_Instrucciones de trabajo_
1. Transcribe del reportaje sobre el crucero el pasaje que comienza con las palabras "U nos días antes" y termina con "que estaríamos navegando.".
2. Según el reportaje sobre el crucero, ¿qué porcentaje de quienes toman un crucero viajan solos?
3. Por favor, prosigue el reportaje sobre el crucero Zenith a partir de su última oración.

_Fragmento_
-.-.-
Sebastián Montalva Wainer, desde el crucero Zenith, de Pullmantur.
Reportaje
El Mercurio

Se estima que solo el cinco por ciento de quienes toman un crucero van solos. La gran mayoría lo hace en pareja, con amigos o en familia, porque claramente estos barcos están diseñados para eso. Pero, ¿qué pasa cuando ya no queda más remedio y hay que enfrentar en solitario una navegación de siete días por algunos de los puertos más encantadores del Mediterráneo?



U nos días antes de zarpar nos dijeron que este sería uno de los momentos más emotivos del viaje. Que cuando el barco comenzara a dejar el puerto, también quedarían atrás nuestros problemas y preocupaciones. Y que seguiríamos así al menos durante los siete días que estaríamos navegando.

Estoy sobre la cubierta número 12 del Zenith, un crucero de la empresa Pullmantur, viendo cómo se aleja lentamente el puerto de Barcelona, pero siento que mis problemas y preocupaciones siguen igual que hace dos horas, cuando acarreaba mi maleta entre el gentío que hacía fila en el embarque e intentaba registrarme en los mesones de acceso, pasando la tarjeta de crédito como respaldo (en el barco no se usa dinero).
-.-.-
(Listados de elementos y sus recuadros)
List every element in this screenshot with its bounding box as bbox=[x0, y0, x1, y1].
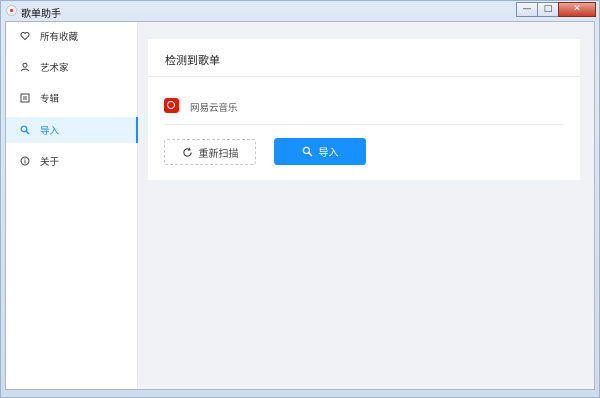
window-title: 歌单助手 bbox=[21, 9, 61, 20]
refresh-icon bbox=[182, 147, 193, 158]
minimize-button[interactable]: — bbox=[516, 2, 538, 17]
app-window: 歌单助手 — □ ✕ 所有收藏 艺术家 专辑 导入 关于 检测到歌单 网易云音乐… bbox=[0, 0, 600, 398]
user-icon bbox=[20, 62, 30, 72]
detected-playlists-card: 检测到歌单 网易云音乐 重新扫描 导入 bbox=[148, 39, 580, 180]
sidebar-item-artists[interactable]: 艺术家 bbox=[6, 54, 137, 80]
rescan-button[interactable]: 重新扫描 bbox=[164, 139, 256, 165]
sidebar-item-albums[interactable]: 专辑 bbox=[6, 85, 137, 111]
window-controls: — □ ✕ bbox=[516, 2, 596, 18]
app-icon bbox=[6, 5, 17, 16]
sidebar-item-import[interactable]: 导入 bbox=[6, 117, 138, 143]
active-indicator bbox=[136, 117, 138, 143]
import-button-label: 导入 bbox=[318, 148, 339, 159]
sidebar-item-favorites[interactable]: 所有收藏 bbox=[6, 23, 137, 49]
sidebar-item-label: 所有收藏 bbox=[40, 32, 79, 43]
sidebar-item-label: 关于 bbox=[40, 157, 60, 168]
search-icon bbox=[302, 146, 313, 157]
rescan-button-label: 重新扫描 bbox=[198, 148, 239, 160]
album-icon bbox=[20, 93, 30, 103]
search-icon bbox=[20, 125, 30, 135]
card-title: 检测到歌单 bbox=[165, 54, 220, 67]
divider bbox=[164, 124, 564, 125]
sidebar-item-label: 艺术家 bbox=[40, 63, 69, 74]
close-button[interactable]: ✕ bbox=[558, 2, 596, 17]
heart-icon bbox=[20, 31, 30, 41]
sidebar-item-label: 导入 bbox=[40, 126, 60, 137]
import-button[interactable]: 导入 bbox=[274, 138, 366, 165]
sidebar-item-label: 专辑 bbox=[40, 94, 60, 105]
divider bbox=[148, 76, 580, 77]
source-name: 网易云音乐 bbox=[190, 103, 238, 114]
client-area: 所有收藏 艺术家 专辑 导入 关于 检测到歌单 网易云音乐 重新扫描 导入 bbox=[5, 21, 595, 390]
sidebar: 所有收藏 艺术家 专辑 导入 关于 bbox=[6, 22, 138, 389]
info-icon bbox=[20, 156, 30, 166]
source-item[interactable]: 网易云音乐 bbox=[164, 97, 564, 117]
title-bar[interactable]: 歌单助手 — □ ✕ bbox=[1, 1, 599, 21]
sidebar-item-about[interactable]: 关于 bbox=[6, 148, 137, 174]
maximize-button[interactable]: □ bbox=[537, 2, 559, 17]
netease-music-icon bbox=[164, 98, 179, 113]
-.-.-
_Resultados por tarea_
1.
U nos días antes de zarpar nos dijeron que este sería uno de los momentos más emotivos del viaje. Que cuando el barco comenzara a dejar el puerto, también quedarían atrás nuestros problemas y preocupaciones. Y que seguiríamos así al menos durante los siete días que estaríamos navegando.

2. Se estima que solo el cinco por ciento.

3.
El principal problema no tenía que ver con lo cotidiano, sino más bien con la razón que me tenía aquí y ahora: debía escribir una crónica sobre cómo es viajar solo en un crucero por el Mediterráneo en el que me encontraba por razones estrictamente laborales.

En rigor, no estaba absolutamente solo: además de los casi 1.800 pasajeros que irían a bordo, sobre todo españoles arriba de 50 años (los cruceros de Pullmantur tienen al castellano como idioma oficial; la empresa es de origen español, aunque en 2006 fue comprada en su mayor parte por Royal Caribbean, y tiene oficinas centrales en Madrid y Panamá), también viajaría conmigo un grupo de periodistas latinos y españoles que estaban aquí por lo mismo, pero a los que apenas conocía.

O sea, tanto ellos como yo estaríamos aportando al porcentaje de viajeros solos que, se estima, toma un crucero, y que no supera el 5 por ciento. La mayor parte viene acompañado -en pareja, con amigos, en familia- y se entiende: salvo contadas excepciones, este tipo de barcos -y el tipo viaje que ofrecen- están hechos para ir con alguien. Es decir, se puede viajar solo, y cada vez hay más gente solitaria que seguro querría hacerlo, pero, a primera vista, la idea no resulta muy atractiva.

-¿Está solo? -es lo primero que me pregunta uno de los tripulantes del Zenith, encargado de tomar la foto oficial de entrada al barco (que al final del viaje podré comprar, si quiero).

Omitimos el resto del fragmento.